-- EXERCISE PROMPT --
Reproduce this listing in full.

-- DATASET ENTRIES --
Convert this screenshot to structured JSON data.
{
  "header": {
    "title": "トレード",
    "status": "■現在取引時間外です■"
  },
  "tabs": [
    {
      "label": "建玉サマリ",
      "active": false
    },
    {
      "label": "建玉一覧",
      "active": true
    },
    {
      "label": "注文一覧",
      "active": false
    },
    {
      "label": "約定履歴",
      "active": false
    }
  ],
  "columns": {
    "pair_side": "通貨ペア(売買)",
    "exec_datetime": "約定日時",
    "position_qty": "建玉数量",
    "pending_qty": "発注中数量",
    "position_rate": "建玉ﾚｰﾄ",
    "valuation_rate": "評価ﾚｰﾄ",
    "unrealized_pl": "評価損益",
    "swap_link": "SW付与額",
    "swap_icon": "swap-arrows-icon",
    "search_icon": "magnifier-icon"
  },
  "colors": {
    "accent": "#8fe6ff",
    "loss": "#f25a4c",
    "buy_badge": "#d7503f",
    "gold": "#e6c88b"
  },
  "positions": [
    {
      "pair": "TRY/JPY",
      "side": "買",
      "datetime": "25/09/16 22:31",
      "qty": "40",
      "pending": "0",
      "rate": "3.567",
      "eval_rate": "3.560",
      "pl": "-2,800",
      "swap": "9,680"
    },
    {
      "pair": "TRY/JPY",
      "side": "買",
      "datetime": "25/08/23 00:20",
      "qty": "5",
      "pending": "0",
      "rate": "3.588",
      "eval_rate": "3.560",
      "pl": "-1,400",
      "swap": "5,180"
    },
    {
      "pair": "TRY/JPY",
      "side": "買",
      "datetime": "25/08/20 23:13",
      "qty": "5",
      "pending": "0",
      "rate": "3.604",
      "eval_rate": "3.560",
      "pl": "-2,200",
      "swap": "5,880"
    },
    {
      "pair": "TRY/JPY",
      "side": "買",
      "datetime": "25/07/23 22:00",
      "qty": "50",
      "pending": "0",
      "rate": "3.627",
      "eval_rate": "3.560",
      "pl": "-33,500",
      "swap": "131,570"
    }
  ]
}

-- SOLUTION TO THIS TASK --
Convert this screenshot to structured JSON data.
{
  "header": {
    "title": "トレード",
    "status": "■現在取引時間外です■"
  },
  "tabs": [
    {
      "label": "建玉サマリ",
      "active": false
    },
    {
      "label": "建玉一覧",
      "active": true
    },
    {
      "label": "注文一覧",
      "active": false
    },
    {
      "label": "約定履歴",
      "active": false
    }
  ],
  "columns": {
    "pair_side": "通貨ペア(売買)",
    "exec_datetime": "約定日時",
    "position_qty": "建玉数量",
    "pending_qty": "発注中数量",
    "position_rate": "建玉ﾚｰﾄ",
    "valuation_rate": "評価ﾚｰﾄ",
    "unrealized_pl": "評価損益",
    "swap_link": "SW付与額",
    "swap_icon": "swap-arrows-icon",
    "search_icon": "magnifier-icon"
  },
  "colors": {
    "accent": "#8fe6ff",
    "loss": "#f25a4c",
    "buy_badge": "#d7503f",
    "gold": "#e6c88b"
  },
  "positions": [
    {
      "pair": "TRY/JPY",
      "side": "買",
      "datetime": "25/09/16 22:31",
      "qty": "40",
      "pending": "0",
      "rate": "3.567",
      "eval_rate": "3.560",
      "pl": "-2,800",
      "swap": "9,680"
    },
    {
      "pair": "TRY/JPY",
      "side": "買",
      "datetime": "25/08/23 00:20",
      "qty": "5",
      "pending": "0",
      "rate": "3.588",
      "eval_rate": "3.560",
      "pl": "-1,400",
      "swap": "5,180"
    },
    {
      "pair": "TRY/JPY",
      "side": "買",
      "datetime": "25/08/20 23:13",
      "qty": "5",
      "pending": "0",
      "rate": "3.604",
      "eval_rate": "3.560",
      "pl": "-2,200",
      "swap": "5,880"
    },
    {
      "pair": "TRY/JPY",
      "side": "買",
      "datetime": "25/07/23 22:00",
      "qty": "50",
      "pending": "0",
      "rate": "3.627",
      "eval_rate": "3.560",
      "pl": "-33,500",
      "swap": "131,570"
    }
  ]
}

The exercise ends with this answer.